Goal of the exercise:
Nothing but the lines from the one with "Extract all readable text from this page." to the final line should be returned, each exactly as it appears.

Source material:
# # # # # # #

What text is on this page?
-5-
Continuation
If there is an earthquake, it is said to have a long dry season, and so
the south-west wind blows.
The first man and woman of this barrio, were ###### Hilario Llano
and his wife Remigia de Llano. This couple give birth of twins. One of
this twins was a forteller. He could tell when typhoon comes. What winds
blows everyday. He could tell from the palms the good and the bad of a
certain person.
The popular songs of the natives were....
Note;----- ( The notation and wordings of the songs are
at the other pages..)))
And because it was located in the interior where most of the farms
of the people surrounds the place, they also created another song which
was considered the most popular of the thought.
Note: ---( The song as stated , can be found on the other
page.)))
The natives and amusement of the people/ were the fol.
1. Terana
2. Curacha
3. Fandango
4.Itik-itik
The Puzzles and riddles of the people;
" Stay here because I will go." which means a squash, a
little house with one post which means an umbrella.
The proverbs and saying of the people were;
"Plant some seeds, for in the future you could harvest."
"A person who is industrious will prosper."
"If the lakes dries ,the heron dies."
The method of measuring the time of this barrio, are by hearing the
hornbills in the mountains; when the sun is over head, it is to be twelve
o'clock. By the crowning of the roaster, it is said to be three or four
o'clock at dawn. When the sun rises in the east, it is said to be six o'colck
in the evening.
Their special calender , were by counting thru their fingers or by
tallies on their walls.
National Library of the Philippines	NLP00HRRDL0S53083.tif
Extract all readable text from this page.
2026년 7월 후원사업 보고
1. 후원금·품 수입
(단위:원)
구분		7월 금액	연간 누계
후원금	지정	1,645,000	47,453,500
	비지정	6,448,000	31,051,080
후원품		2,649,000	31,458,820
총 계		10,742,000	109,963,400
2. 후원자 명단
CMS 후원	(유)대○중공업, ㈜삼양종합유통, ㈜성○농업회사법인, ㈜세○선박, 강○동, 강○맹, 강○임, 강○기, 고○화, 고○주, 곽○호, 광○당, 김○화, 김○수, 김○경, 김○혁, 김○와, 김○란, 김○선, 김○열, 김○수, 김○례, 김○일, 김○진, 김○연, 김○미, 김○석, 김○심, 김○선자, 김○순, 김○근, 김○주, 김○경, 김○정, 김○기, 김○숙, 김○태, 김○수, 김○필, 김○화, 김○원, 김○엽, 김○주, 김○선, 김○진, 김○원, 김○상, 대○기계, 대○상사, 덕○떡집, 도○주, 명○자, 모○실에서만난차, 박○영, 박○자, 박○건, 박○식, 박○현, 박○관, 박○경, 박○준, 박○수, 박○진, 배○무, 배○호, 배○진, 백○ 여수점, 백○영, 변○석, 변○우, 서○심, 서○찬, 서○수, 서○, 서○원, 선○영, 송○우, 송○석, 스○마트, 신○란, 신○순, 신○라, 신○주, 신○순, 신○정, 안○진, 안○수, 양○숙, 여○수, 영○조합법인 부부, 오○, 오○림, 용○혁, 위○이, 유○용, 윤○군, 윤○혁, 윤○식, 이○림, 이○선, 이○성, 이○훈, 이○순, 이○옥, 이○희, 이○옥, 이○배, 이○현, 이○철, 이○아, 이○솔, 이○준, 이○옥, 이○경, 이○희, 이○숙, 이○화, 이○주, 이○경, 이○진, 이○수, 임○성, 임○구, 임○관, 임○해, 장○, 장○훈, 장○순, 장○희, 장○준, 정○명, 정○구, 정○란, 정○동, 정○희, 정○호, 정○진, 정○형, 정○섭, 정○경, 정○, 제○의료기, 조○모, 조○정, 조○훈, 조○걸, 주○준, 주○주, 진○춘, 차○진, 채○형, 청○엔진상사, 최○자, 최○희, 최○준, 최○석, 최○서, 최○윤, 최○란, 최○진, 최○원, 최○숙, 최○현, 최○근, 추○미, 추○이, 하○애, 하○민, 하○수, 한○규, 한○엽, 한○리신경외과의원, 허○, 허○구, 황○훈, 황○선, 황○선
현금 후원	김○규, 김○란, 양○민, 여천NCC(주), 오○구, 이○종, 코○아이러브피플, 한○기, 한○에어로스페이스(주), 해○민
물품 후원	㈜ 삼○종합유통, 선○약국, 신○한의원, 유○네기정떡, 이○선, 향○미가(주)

# # # # # # #

Solution for this problem:
Extract all readable text from this page.
2026년 7월 후원사업 보고
1. 후원금·품 수입
(단위:원)
구분		7월 금액	연간 누계
후원금	지정	1,645,000	47,453,500
	비지정	6,448,000	31,051,080
후원품		2,649,000	31,458,820
총 계		10,742,000	109,963,400
2. 후원자 명단
CMS 후원	(유)대○중공업, ㈜삼양종합유통, ㈜성○농업회사법인, ㈜세○선박, 강○동, 강○맹, 강○임, 강○기, 고○화, 고○주, 곽○호, 광○당, 김○화, 김○수, 김○경, 김○혁, 김○와, 김○란, 김○선, 김○열, 김○수, 김○례, 김○일, 김○진, 김○연, 김○미, 김○석, 김○심, 김○선자, 김○순, 김○근, 김○주, 김○경, 김○정, 김○기, 김○숙, 김○태, 김○수, 김○필, 김○화, 김○원, 김○엽, 김○주, 김○선, 김○진, 김○원, 김○상, 대○기계, 대○상사, 덕○떡집, 도○주, 명○자, 모○실에서만난차, 박○영, 박○자, 박○건, 박○식, 박○현, 박○관, 박○경, 박○준, 박○수, 박○진, 배○무, 배○호, 배○진, 백○ 여수점, 백○영, 변○석, 변○우, 서○심, 서○찬, 서○수, 서○, 서○원, 선○영, 송○우, 송○석, 스○마트, 신○란, 신○순, 신○라, 신○주, 신○순, 신○정, 안○진, 안○수, 양○숙, 여○수, 영○조합법인 부부, 오○, 오○림, 용○혁, 위○이, 유○용, 윤○군, 윤○혁, 윤○식, 이○림, 이○선, 이○성, 이○훈, 이○순, 이○옥, 이○희, 이○옥, 이○배, 이○현, 이○철, 이○아, 이○솔, 이○준, 이○옥, 이○경, 이○희, 이○숙, 이○화, 이○주, 이○경, 이○진, 이○수, 임○성, 임○구, 임○관, 임○해, 장○, 장○훈, 장○순, 장○희, 장○준, 정○명, 정○구, 정○란, 정○동, 정○희, 정○호, 정○진, 정○형, 정○섭, 정○경, 정○, 제○의료기, 조○모, 조○정, 조○훈, 조○걸, 주○준, 주○주, 진○춘, 차○진, 채○형, 청○엔진상사, 최○자, 최○희, 최○준, 최○석, 최○서, 최○윤, 최○란, 최○진, 최○원, 최○숙, 최○현, 최○근, 추○미, 추○이, 하○애, 하○민, 하○수, 한○규, 한○엽, 한○리신경외과의원, 허○, 허○구, 황○훈, 황○선, 황○선
현금 후원	김○규, 김○란, 양○민, 여천NCC(주), 오○구, 이○종, 코○아이러브피플, 한○기, 한○에어로스페이스(주), 해○민
물품 후원	㈜ 삼○종합유통, 선○약국, 신○한의원, 유○네기정떡, 이○선, 향○미가(주)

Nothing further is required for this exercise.